#### WHAT IS ASKED:
Return the count of lines with the string "Объем" in them, and nothing else.

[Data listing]

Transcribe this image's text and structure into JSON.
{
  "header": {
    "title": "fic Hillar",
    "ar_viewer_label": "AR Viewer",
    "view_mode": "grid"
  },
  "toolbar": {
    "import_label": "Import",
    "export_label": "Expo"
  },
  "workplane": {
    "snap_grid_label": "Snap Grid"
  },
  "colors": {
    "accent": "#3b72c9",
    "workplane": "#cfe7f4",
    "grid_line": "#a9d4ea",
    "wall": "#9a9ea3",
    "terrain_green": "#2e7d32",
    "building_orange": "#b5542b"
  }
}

* * *

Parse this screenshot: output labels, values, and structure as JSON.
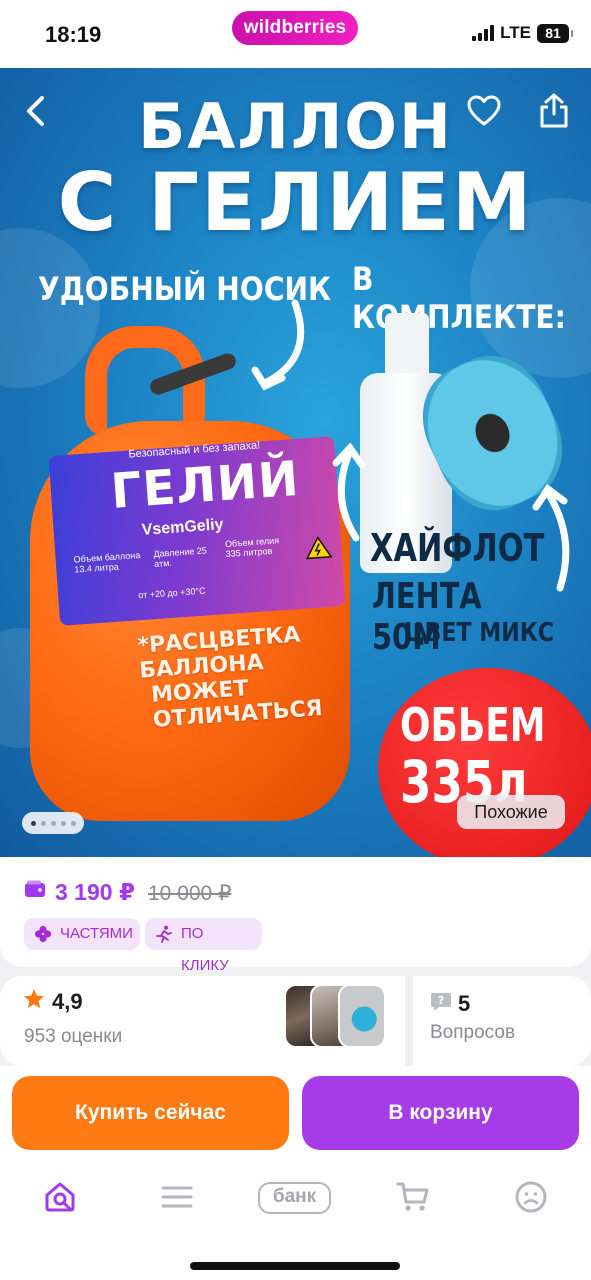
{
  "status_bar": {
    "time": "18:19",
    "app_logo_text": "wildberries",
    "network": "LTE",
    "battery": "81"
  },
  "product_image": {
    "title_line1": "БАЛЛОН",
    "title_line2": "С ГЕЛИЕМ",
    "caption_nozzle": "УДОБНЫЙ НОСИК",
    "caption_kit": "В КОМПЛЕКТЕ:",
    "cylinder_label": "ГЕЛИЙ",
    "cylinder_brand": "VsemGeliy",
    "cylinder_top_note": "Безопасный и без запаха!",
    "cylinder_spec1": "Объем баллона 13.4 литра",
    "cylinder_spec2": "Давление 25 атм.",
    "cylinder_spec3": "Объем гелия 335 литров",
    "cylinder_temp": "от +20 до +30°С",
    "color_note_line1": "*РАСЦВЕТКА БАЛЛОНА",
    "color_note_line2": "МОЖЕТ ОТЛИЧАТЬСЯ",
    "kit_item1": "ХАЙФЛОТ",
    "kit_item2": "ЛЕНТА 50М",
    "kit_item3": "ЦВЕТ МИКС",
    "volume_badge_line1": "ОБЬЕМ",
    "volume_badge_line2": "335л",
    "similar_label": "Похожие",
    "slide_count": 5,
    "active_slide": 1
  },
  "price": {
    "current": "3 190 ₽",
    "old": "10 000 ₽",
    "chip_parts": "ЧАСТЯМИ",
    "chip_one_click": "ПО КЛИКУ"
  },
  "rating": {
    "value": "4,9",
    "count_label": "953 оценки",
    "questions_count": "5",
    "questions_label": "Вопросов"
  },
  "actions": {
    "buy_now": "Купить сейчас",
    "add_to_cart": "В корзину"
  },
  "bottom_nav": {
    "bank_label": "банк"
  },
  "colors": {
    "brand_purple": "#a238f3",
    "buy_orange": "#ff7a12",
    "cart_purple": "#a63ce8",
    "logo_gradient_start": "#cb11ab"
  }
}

#### FULL OUTPUT:
2